** Start **

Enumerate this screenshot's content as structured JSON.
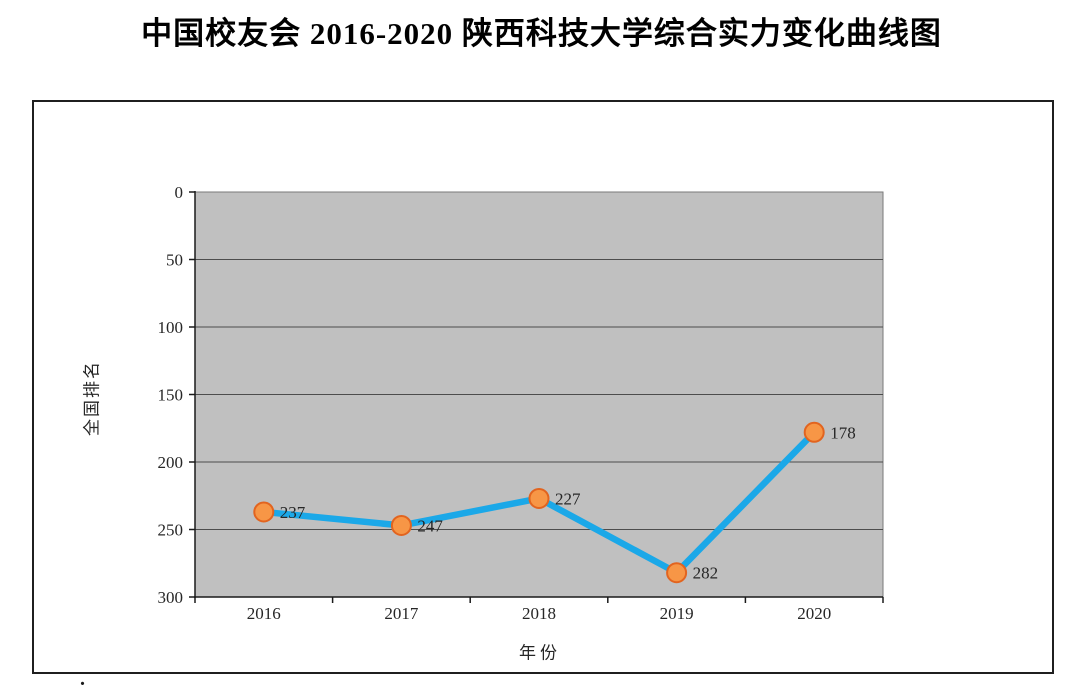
{
  "page": {
    "title": "中国校友会 2016-2020 陕西科技大学综合实力变化曲线图",
    "footnote_dot": "."
  },
  "chart_data": {
    "type": "line",
    "title": "中国校友会 2016-2020 陕西科技大学综合实力变化曲线图",
    "categories": [
      "2016",
      "2017",
      "2018",
      "2019",
      "2020"
    ],
    "series": [
      {
        "name": "全国排名",
        "values": [
          237,
          247,
          227,
          282,
          178
        ]
      }
    ],
    "data_labels": [
      "237",
      "247",
      "227",
      "282",
      "178"
    ],
    "xlabel": "年份",
    "ylabel": "全国排名",
    "y_ticks": [
      0,
      50,
      100,
      150,
      200,
      250,
      300
    ],
    "ylim": [
      0,
      300
    ],
    "y_axis_inverted": true,
    "grid": true,
    "legend_position": "none",
    "colors": {
      "line": "#1BA8E8",
      "marker_fill": "#F79646",
      "marker_stroke": "#E2641F",
      "plot_bg": "#C0C0C0",
      "plot_border": "#7A7A7A",
      "grid": "#4D4D4D",
      "axis": "#1A1A1A",
      "text": "#262626"
    }
  }
}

** End **

Your task is to reproduce all of the material exactly. The pictures stay out.

◆ **THE RESULT**:
Enumerate this screenshot's content as structured JSON.
{
  "page": {
    "title": "中国校友会 2016-2020 陕西科技大学综合实力变化曲线图",
    "footnote_dot": "."
  },
  "chart_data": {
    "type": "line",
    "title": "中国校友会 2016-2020 陕西科技大学综合实力变化曲线图",
    "categories": [
      "2016",
      "2017",
      "2018",
      "2019",
      "2020"
    ],
    "series": [
      {
        "name": "全国排名",
        "values": [
          237,
          247,
          227,
          282,
          178
        ]
      }
    ],
    "data_labels": [
      "237",
      "247",
      "227",
      "282",
      "178"
    ],
    "xlabel": "年份",
    "ylabel": "全国排名",
    "y_ticks": [
      0,
      50,
      100,
      150,
      200,
      250,
      300
    ],
    "ylim": [
      0,
      300
    ],
    "y_axis_inverted": true,
    "grid": true,
    "legend_position": "none",
    "colors": {
      "line": "#1BA8E8",
      "marker_fill": "#F79646",
      "marker_stroke": "#E2641F",
      "plot_bg": "#C0C0C0",
      "plot_border": "#7A7A7A",
      "grid": "#4D4D4D",
      "axis": "#1A1A1A",
      "text": "#262626"
    }
  }
}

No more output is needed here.